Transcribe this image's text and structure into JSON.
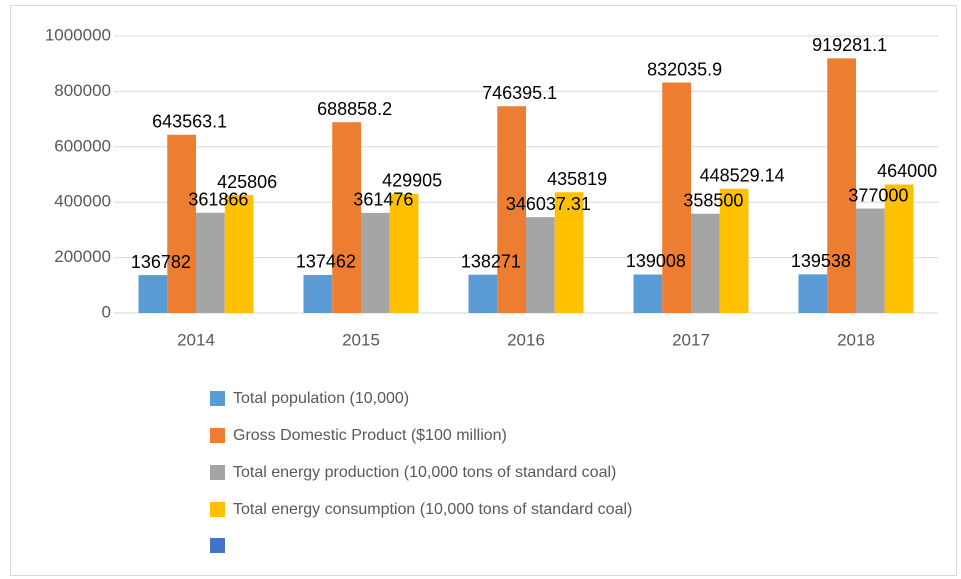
{
  "chart_data": {
    "type": "bar",
    "categories": [
      "2014",
      "2015",
      "2016",
      "2017",
      "2018"
    ],
    "series": [
      {
        "name": "Total population (10,000)",
        "color": "#5b9bd5",
        "values": [
          136782,
          137462,
          138271,
          139008,
          139538
        ]
      },
      {
        "name": "Gross Domestic Product ($100 million)",
        "color": "#ed7d31",
        "values": [
          643563.1,
          688858.2,
          746395.1,
          832035.9,
          919281.1
        ]
      },
      {
        "name": "Total energy production (10,000 tons of standard coal)",
        "color": "#a5a5a5",
        "values": [
          361866,
          361476,
          346037.31,
          358500,
          377000
        ]
      },
      {
        "name": "Total energy consumption (10,000 tons of standard coal)",
        "color": "#ffc000",
        "values": [
          425806,
          429905,
          435819,
          448529.14,
          464000
        ]
      }
    ],
    "ylim": [
      0,
      1000000
    ],
    "yticks": [
      0,
      200000,
      400000,
      600000,
      800000,
      1000000
    ],
    "grid": true
  }
}
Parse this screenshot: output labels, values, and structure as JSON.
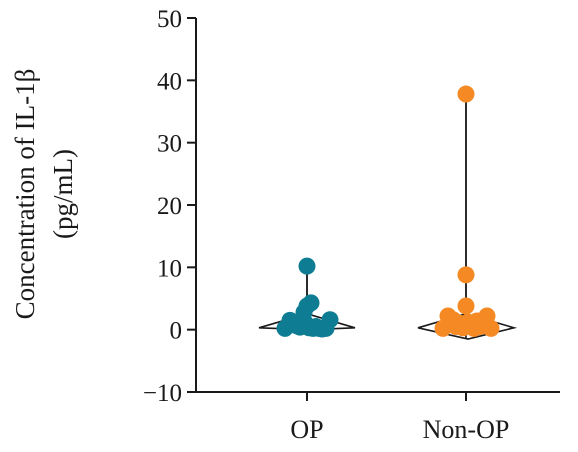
{
  "chart_data": {
    "type": "scatter",
    "ylabel_line1": "Concentration of IL-1β",
    "ylabel_line2": "(pg/mL)",
    "ylim": [
      -10,
      50
    ],
    "yticks": [
      -10,
      0,
      10,
      20,
      30,
      40,
      50
    ],
    "ytick_labels": [
      "−10",
      "0",
      "10",
      "20",
      "30",
      "40",
      "50"
    ],
    "categories": [
      "OP",
      "Non-OP"
    ],
    "grid": false,
    "legend": "none",
    "series": [
      {
        "color": "#0e7d93",
        "range": [
          0,
          10.5
        ],
        "points": [
          {
            "dx": -0.22,
            "y": 0.2
          },
          {
            "dx": -0.17,
            "y": 1.5
          },
          {
            "dx": -0.13,
            "y": 1.0
          },
          {
            "dx": -0.1,
            "y": 0.6
          },
          {
            "dx": -0.07,
            "y": 0.4
          },
          {
            "dx": -0.05,
            "y": 0.8
          },
          {
            "dx": -0.02,
            "y": 1.1
          },
          {
            "dx": 0.0,
            "y": 10.2
          },
          {
            "dx": -0.03,
            "y": 2.8
          },
          {
            "dx": 0.0,
            "y": 3.8
          },
          {
            "dx": 0.04,
            "y": 4.3
          },
          {
            "dx": 0.02,
            "y": 0.3
          },
          {
            "dx": 0.06,
            "y": 0.2
          },
          {
            "dx": 0.09,
            "y": 0.5
          },
          {
            "dx": 0.12,
            "y": 0.2
          },
          {
            "dx": 0.15,
            "y": 0.1
          },
          {
            "dx": 0.19,
            "y": 0.2
          },
          {
            "dx": 0.23,
            "y": 1.6
          }
        ]
      },
      {
        "color": "#f58a25",
        "range": [
          -1.5,
          39.0
        ],
        "points": [
          {
            "dx": -0.23,
            "y": 0.2
          },
          {
            "dx": -0.18,
            "y": 2.2
          },
          {
            "dx": -0.13,
            "y": 1.6
          },
          {
            "dx": -0.1,
            "y": 0.5
          },
          {
            "dx": -0.06,
            "y": 1.0
          },
          {
            "dx": -0.03,
            "y": 0.3
          },
          {
            "dx": 0.0,
            "y": 37.8
          },
          {
            "dx": 0.0,
            "y": 8.8
          },
          {
            "dx": 0.0,
            "y": 3.8
          },
          {
            "dx": 0.02,
            "y": 1.2
          },
          {
            "dx": 0.05,
            "y": 0.6
          },
          {
            "dx": 0.08,
            "y": 0.2
          },
          {
            "dx": 0.11,
            "y": 1.4
          },
          {
            "dx": 0.14,
            "y": 0.5
          },
          {
            "dx": 0.18,
            "y": 0.9
          },
          {
            "dx": 0.21,
            "y": 2.2
          },
          {
            "dx": 0.25,
            "y": 0.2
          }
        ]
      }
    ]
  }
}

------------------------------

Set problem: Work out how many lines in the records above contain the word "JSON", and give only that number.

Finished task: 2